→ **Set problem**:
Exactly reproduce the lines that follow.

+++ Source material +++

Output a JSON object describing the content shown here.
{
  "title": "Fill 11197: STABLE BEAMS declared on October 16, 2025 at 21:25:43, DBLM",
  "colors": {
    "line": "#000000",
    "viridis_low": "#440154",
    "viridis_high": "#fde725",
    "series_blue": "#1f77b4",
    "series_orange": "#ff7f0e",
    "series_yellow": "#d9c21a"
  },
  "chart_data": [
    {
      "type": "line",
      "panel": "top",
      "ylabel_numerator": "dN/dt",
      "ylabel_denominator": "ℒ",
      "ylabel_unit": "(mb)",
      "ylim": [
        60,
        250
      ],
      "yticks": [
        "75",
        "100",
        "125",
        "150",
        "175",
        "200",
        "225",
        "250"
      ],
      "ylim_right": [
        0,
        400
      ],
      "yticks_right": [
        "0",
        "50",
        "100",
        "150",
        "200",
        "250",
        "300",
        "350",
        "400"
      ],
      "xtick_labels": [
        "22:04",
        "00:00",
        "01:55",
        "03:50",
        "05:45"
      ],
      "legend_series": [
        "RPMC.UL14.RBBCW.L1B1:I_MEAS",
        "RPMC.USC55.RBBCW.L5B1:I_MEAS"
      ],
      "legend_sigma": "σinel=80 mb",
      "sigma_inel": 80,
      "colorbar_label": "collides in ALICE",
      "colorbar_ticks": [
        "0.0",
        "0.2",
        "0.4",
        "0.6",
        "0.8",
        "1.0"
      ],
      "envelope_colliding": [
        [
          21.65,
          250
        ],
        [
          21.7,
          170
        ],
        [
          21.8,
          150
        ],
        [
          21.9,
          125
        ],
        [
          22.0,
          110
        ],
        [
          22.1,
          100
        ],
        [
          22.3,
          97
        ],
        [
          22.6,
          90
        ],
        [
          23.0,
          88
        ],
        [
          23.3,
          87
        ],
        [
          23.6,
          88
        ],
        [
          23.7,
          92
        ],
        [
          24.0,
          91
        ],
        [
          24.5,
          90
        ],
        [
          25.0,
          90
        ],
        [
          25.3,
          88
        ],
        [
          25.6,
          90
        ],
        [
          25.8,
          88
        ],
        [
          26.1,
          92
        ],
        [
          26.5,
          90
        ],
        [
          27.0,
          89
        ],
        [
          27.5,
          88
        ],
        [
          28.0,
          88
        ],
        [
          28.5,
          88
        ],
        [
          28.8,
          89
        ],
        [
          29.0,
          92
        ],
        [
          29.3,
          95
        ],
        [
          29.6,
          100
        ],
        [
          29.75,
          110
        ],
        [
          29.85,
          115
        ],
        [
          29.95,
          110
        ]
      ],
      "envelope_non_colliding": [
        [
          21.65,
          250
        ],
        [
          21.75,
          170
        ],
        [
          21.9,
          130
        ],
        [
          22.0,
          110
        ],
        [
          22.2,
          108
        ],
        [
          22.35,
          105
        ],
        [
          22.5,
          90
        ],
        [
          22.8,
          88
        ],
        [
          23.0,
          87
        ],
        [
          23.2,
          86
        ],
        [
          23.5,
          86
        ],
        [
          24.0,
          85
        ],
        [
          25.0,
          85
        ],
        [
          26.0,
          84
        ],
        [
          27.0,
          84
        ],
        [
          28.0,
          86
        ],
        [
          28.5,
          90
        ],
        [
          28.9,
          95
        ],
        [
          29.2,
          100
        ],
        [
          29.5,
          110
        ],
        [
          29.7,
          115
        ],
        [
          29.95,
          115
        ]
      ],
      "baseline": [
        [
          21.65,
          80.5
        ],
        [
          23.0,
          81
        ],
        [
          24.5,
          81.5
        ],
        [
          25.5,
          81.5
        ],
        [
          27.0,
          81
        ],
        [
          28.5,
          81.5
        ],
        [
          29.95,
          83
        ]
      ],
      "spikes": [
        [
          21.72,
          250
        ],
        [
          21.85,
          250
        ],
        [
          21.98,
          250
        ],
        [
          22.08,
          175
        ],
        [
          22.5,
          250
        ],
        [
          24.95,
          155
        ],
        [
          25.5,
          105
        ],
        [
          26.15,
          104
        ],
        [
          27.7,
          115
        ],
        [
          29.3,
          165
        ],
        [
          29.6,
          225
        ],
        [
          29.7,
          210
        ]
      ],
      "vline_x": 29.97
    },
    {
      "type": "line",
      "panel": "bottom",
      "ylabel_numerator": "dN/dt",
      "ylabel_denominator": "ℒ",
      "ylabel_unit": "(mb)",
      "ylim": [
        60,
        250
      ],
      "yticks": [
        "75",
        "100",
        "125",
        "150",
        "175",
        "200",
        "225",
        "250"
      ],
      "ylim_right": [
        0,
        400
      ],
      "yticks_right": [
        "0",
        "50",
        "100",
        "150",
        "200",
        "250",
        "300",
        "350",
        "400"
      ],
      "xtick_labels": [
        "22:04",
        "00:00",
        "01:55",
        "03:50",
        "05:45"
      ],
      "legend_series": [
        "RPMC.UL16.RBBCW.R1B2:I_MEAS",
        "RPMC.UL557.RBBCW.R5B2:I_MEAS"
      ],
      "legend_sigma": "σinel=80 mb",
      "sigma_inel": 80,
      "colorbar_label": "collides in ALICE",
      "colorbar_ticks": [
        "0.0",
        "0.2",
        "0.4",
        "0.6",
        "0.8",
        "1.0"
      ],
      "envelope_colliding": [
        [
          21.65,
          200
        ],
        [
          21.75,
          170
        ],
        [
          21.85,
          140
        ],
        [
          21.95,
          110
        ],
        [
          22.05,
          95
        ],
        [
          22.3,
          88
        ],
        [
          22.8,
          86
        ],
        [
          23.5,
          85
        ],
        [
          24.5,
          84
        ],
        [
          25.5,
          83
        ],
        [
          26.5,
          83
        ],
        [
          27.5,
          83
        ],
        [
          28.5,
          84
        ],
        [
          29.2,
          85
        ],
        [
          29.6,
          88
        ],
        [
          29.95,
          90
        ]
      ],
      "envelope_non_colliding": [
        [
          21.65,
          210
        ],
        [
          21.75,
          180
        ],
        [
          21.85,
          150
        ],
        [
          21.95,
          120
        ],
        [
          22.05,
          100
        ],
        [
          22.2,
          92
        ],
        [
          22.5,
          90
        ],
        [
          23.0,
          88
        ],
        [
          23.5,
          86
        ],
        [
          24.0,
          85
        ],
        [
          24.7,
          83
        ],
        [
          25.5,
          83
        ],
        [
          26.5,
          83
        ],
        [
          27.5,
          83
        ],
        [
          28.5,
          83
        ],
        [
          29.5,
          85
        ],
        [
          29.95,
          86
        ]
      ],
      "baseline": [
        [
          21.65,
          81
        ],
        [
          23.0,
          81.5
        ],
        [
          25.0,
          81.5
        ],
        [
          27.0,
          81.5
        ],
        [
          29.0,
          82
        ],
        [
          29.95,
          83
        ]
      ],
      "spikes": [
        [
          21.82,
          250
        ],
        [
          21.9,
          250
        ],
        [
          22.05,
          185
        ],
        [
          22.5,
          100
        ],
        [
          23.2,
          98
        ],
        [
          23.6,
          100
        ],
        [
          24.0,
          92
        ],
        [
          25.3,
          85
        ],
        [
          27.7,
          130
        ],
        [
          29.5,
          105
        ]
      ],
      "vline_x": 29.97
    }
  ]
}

+++

→ **Correct output**:
Output a JSON object describing the content shown here.
{
  "title": "Fill 11197: STABLE BEAMS declared on October 16, 2025 at 21:25:43, DBLM",
  "colors": {
    "line": "#000000",
    "viridis_low": "#440154",
    "viridis_high": "#fde725",
    "series_blue": "#1f77b4",
    "series_orange": "#ff7f0e",
    "series_yellow": "#d9c21a"
  },
  "chart_data": [
    {
      "type": "line",
      "panel": "top",
      "ylabel_numerator": "dN/dt",
      "ylabel_denominator": "ℒ",
      "ylabel_unit": "(mb)",
      "ylim": [
        60,
        250
      ],
      "yticks": [
        "75",
        "100",
        "125",
        "150",
        "175",
        "200",
        "225",
        "250"
      ],
      "ylim_right": [
        0,
        400
      ],
      "yticks_right": [
        "0",
        "50",
        "100",
        "150",
        "200",
        "250",
        "300",
        "350",
        "400"
      ],
      "xtick_labels": [
        "22:04",
        "00:00",
        "01:55",
        "03:50",
        "05:45"
      ],
      "legend_series": [
        "RPMC.UL14.RBBCW.L1B1:I_MEAS",
        "RPMC.USC55.RBBCW.L5B1:I_MEAS"
      ],
      "legend_sigma": "σinel=80 mb",
      "sigma_inel": 80,
      "colorbar_label": "collides in ALICE",
      "colorbar_ticks": [
        "0.0",
        "0.2",
        "0.4",
        "0.6",
        "0.8",
        "1.0"
      ],
      "envelope_colliding": [
        [
          21.65,
          250
        ],
        [
          21.7,
          170
        ],
        [
          21.8,
          150
        ],
        [
          21.9,
          125
        ],
        [
          22.0,
          110
        ],
        [
          22.1,
          100
        ],
        [
          22.3,
          97
        ],
        [
          22.6,
          90
        ],
        [
          23.0,
          88
        ],
        [
          23.3,
          87
        ],
        [
          23.6,
          88
        ],
        [
          23.7,
          92
        ],
        [
          24.0,
          91
        ],
        [
          24.5,
          90
        ],
        [
          25.0,
          90
        ],
        [
          25.3,
          88
        ],
        [
          25.6,
          90
        ],
        [
          25.8,
          88
        ],
        [
          26.1,
          92
        ],
        [
          26.5,
          90
        ],
        [
          27.0,
          89
        ],
        [
          27.5,
          88
        ],
        [
          28.0,
          88
        ],
        [
          28.5,
          88
        ],
        [
          28.8,
          89
        ],
        [
          29.0,
          92
        ],
        [
          29.3,
          95
        ],
        [
          29.6,
          100
        ],
        [
          29.75,
          110
        ],
        [
          29.85,
          115
        ],
        [
          29.95,
          110
        ]
      ],
      "envelope_non_colliding": [
        [
          21.65,
          250
        ],
        [
          21.75,
          170
        ],
        [
          21.9,
          130
        ],
        [
          22.0,
          110
        ],
        [
          22.2,
          108
        ],
        [
          22.35,
          105
        ],
        [
          22.5,
          90
        ],
        [
          22.8,
          88
        ],
        [
          23.0,
          87
        ],
        [
          23.2,
          86
        ],
        [
          23.5,
          86
        ],
        [
          24.0,
          85
        ],
        [
          25.0,
          85
        ],
        [
          26.0,
          84
        ],
        [
          27.0,
          84
        ],
        [
          28.0,
          86
        ],
        [
          28.5,
          90
        ],
        [
          28.9,
          95
        ],
        [
          29.2,
          100
        ],
        [
          29.5,
          110
        ],
        [
          29.7,
          115
        ],
        [
          29.95,
          115
        ]
      ],
      "baseline": [
        [
          21.65,
          80.5
        ],
        [
          23.0,
          81
        ],
        [
          24.5,
          81.5
        ],
        [
          25.5,
          81.5
        ],
        [
          27.0,
          81
        ],
        [
          28.5,
          81.5
        ],
        [
          29.95,
          83
        ]
      ],
      "spikes": [
        [
          21.72,
          250
        ],
        [
          21.85,
          250
        ],
        [
          21.98,
          250
        ],
        [
          22.08,
          175
        ],
        [
          22.5,
          250
        ],
        [
          24.95,
          155
        ],
        [
          25.5,
          105
        ],
        [
          26.15,
          104
        ],
        [
          27.7,
          115
        ],
        [
          29.3,
          165
        ],
        [
          29.6,
          225
        ],
        [
          29.7,
          210
        ]
      ],
      "vline_x": 29.97
    },
    {
      "type": "line",
      "panel": "bottom",
      "ylabel_numerator": "dN/dt",
      "ylabel_denominator": "ℒ",
      "ylabel_unit": "(mb)",
      "ylim": [
        60,
        250
      ],
      "yticks": [
        "75",
        "100",
        "125",
        "150",
        "175",
        "200",
        "225",
        "250"
      ],
      "ylim_right": [
        0,
        400
      ],
      "yticks_right": [
        "0",
        "50",
        "100",
        "150",
        "200",
        "250",
        "300",
        "350",
        "400"
      ],
      "xtick_labels": [
        "22:04",
        "00:00",
        "01:55",
        "03:50",
        "05:45"
      ],
      "legend_series": [
        "RPMC.UL16.RBBCW.R1B2:I_MEAS",
        "RPMC.UL557.RBBCW.R5B2:I_MEAS"
      ],
      "legend_sigma": "σinel=80 mb",
      "sigma_inel": 80,
      "colorbar_label": "collides in ALICE",
      "colorbar_ticks": [
        "0.0",
        "0.2",
        "0.4",
        "0.6",
        "0.8",
        "1.0"
      ],
      "envelope_colliding": [
        [
          21.65,
          200
        ],
        [
          21.75,
          170
        ],
        [
          21.85,
          140
        ],
        [
          21.95,
          110
        ],
        [
          22.05,
          95
        ],
        [
          22.3,
          88
        ],
        [
          22.8,
          86
        ],
        [
          23.5,
          85
        ],
        [
          24.5,
          84
        ],
        [
          25.5,
          83
        ],
        [
          26.5,
          83
        ],
        [
          27.5,
          83
        ],
        [
          28.5,
          84
        ],
        [
          29.2,
          85
        ],
        [
          29.6,
          88
        ],
        [
          29.95,
          90
        ]
      ],
      "envelope_non_colliding": [
        [
          21.65,
          210
        ],
        [
          21.75,
          180
        ],
        [
          21.85,
          150
        ],
        [
          21.95,
          120
        ],
        [
          22.05,
          100
        ],
        [
          22.2,
          92
        ],
        [
          22.5,
          90
        ],
        [
          23.0,
          88
        ],
        [
          23.5,
          86
        ],
        [
          24.0,
          85
        ],
        [
          24.7,
          83
        ],
        [
          25.5,
          83
        ],
        [
          26.5,
          83
        ],
        [
          27.5,
          83
        ],
        [
          28.5,
          83
        ],
        [
          29.5,
          85
        ],
        [
          29.95,
          86
        ]
      ],
      "baseline": [
        [
          21.65,
          81
        ],
        [
          23.0,
          81.5
        ],
        [
          25.0,
          81.5
        ],
        [
          27.0,
          81.5
        ],
        [
          29.0,
          82
        ],
        [
          29.95,
          83
        ]
      ],
      "spikes": [
        [
          21.82,
          250
        ],
        [
          21.9,
          250
        ],
        [
          22.05,
          185
        ],
        [
          22.5,
          100
        ],
        [
          23.2,
          98
        ],
        [
          23.6,
          100
        ],
        [
          24.0,
          92
        ],
        [
          25.3,
          85
        ],
        [
          27.7,
          130
        ],
        [
          29.5,
          105
        ]
      ],
      "vline_x": 29.97
    }
  ]
}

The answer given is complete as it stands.